§ Task prompt
Reproduce every line of the records below word for word, with no changes.

Recorded data
········

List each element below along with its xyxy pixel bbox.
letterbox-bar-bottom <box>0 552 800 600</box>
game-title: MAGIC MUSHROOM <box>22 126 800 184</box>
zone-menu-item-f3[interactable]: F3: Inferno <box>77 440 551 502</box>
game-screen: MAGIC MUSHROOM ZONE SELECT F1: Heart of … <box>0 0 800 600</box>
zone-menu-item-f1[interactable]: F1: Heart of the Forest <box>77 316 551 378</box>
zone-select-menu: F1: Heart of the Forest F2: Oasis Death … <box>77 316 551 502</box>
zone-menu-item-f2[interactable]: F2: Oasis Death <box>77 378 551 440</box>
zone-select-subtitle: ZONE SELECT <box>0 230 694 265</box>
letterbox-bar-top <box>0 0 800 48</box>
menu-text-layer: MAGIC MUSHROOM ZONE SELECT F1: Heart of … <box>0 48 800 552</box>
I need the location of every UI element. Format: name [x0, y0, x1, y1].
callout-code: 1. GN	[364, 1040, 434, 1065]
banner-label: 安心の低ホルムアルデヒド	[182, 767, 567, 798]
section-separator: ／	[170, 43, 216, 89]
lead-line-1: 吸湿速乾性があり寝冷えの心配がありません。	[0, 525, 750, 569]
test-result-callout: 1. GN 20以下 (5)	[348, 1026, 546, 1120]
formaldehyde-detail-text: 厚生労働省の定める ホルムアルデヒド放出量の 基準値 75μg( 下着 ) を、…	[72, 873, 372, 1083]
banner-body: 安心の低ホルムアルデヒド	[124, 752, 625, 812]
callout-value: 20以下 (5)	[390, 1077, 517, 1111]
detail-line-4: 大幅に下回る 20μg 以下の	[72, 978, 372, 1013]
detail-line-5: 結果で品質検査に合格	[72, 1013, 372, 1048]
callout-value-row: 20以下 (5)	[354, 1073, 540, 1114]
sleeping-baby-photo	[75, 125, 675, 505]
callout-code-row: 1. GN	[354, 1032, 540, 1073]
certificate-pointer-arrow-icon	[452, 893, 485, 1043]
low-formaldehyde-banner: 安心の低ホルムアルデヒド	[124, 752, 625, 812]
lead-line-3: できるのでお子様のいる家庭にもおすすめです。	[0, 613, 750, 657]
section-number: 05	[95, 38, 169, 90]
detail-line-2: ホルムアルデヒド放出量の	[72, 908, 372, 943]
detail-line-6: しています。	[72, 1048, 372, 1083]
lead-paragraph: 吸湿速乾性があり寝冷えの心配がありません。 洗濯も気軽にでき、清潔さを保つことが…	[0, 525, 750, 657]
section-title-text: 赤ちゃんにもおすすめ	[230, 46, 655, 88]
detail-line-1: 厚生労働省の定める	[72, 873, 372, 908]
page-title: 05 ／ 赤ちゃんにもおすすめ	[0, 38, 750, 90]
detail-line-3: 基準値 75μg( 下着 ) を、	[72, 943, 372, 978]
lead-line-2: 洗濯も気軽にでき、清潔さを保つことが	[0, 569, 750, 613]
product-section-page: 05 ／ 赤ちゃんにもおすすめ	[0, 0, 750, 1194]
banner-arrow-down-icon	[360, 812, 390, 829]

········

§ Exercise answer
List each element below along with its xyxy pixel bbox.
letterbox-bar-bottom <box>0 552 800 600</box>
game-title: MAGIC MUSHROOM <box>22 126 800 184</box>
zone-menu-item-f3[interactable]: F3: Inferno <box>77 440 551 502</box>
game-screen: MAGIC MUSHROOM ZONE SELECT F1: Heart of … <box>0 0 800 600</box>
zone-menu-item-f1[interactable]: F1: Heart of the Forest <box>77 316 551 378</box>
zone-select-menu: F1: Heart of the Forest F2: Oasis Death … <box>77 316 551 502</box>
zone-menu-item-f2[interactable]: F2: Oasis Death <box>77 378 551 440</box>
zone-select-subtitle: ZONE SELECT <box>0 230 694 265</box>
letterbox-bar-top <box>0 0 800 48</box>
menu-text-layer: MAGIC MUSHROOM ZONE SELECT F1: Heart of … <box>0 48 800 552</box>
I need the location of every UI element. Format: name [x0, y0, x1, y1].
callout-code: 1. GN	[364, 1040, 434, 1065]
banner-label: 安心の低ホルムアルデヒド	[182, 767, 567, 798]
section-separator: ／	[170, 43, 216, 89]
lead-line-1: 吸湿速乾性があり寝冷えの心配がありません。	[0, 525, 750, 569]
test-result-callout: 1. GN 20以下 (5)	[348, 1026, 546, 1120]
formaldehyde-detail-text: 厚生労働省の定める ホルムアルデヒド放出量の 基準値 75μg( 下着 ) を、…	[72, 873, 372, 1083]
banner-body: 安心の低ホルムアルデヒド	[124, 752, 625, 812]
callout-value: 20以下 (5)	[390, 1077, 517, 1111]
detail-line-4: 大幅に下回る 20μg 以下の	[72, 978, 372, 1013]
detail-line-5: 結果で品質検査に合格	[72, 1013, 372, 1048]
callout-value-row: 20以下 (5)	[354, 1073, 540, 1114]
sleeping-baby-photo	[75, 125, 675, 505]
callout-code-row: 1. GN	[354, 1032, 540, 1073]
certificate-pointer-arrow-icon	[452, 893, 485, 1043]
low-formaldehyde-banner: 安心の低ホルムアルデヒド	[124, 752, 625, 812]
lead-line-3: できるのでお子様のいる家庭にもおすすめです。	[0, 613, 750, 657]
section-number: 05	[95, 38, 169, 90]
detail-line-2: ホルムアルデヒド放出量の	[72, 908, 372, 943]
detail-line-6: しています。	[72, 1048, 372, 1083]
lead-paragraph: 吸湿速乾性があり寝冷えの心配がありません。 洗濯も気軽にでき、清潔さを保つことが…	[0, 525, 750, 657]
section-title-text: 赤ちゃんにもおすすめ	[230, 46, 655, 88]
detail-line-1: 厚生労働省の定める	[72, 873, 372, 908]
page-title: 05 ／ 赤ちゃんにもおすすめ	[0, 38, 750, 90]
detail-line-3: 基準値 75μg( 下着 ) を、	[72, 943, 372, 978]
lead-line-2: 洗濯も気軽にでき、清潔さを保つことが	[0, 569, 750, 613]
product-section-page: 05 ／ 赤ちゃんにもおすすめ	[0, 0, 750, 1194]
banner-arrow-down-icon	[360, 812, 390, 829]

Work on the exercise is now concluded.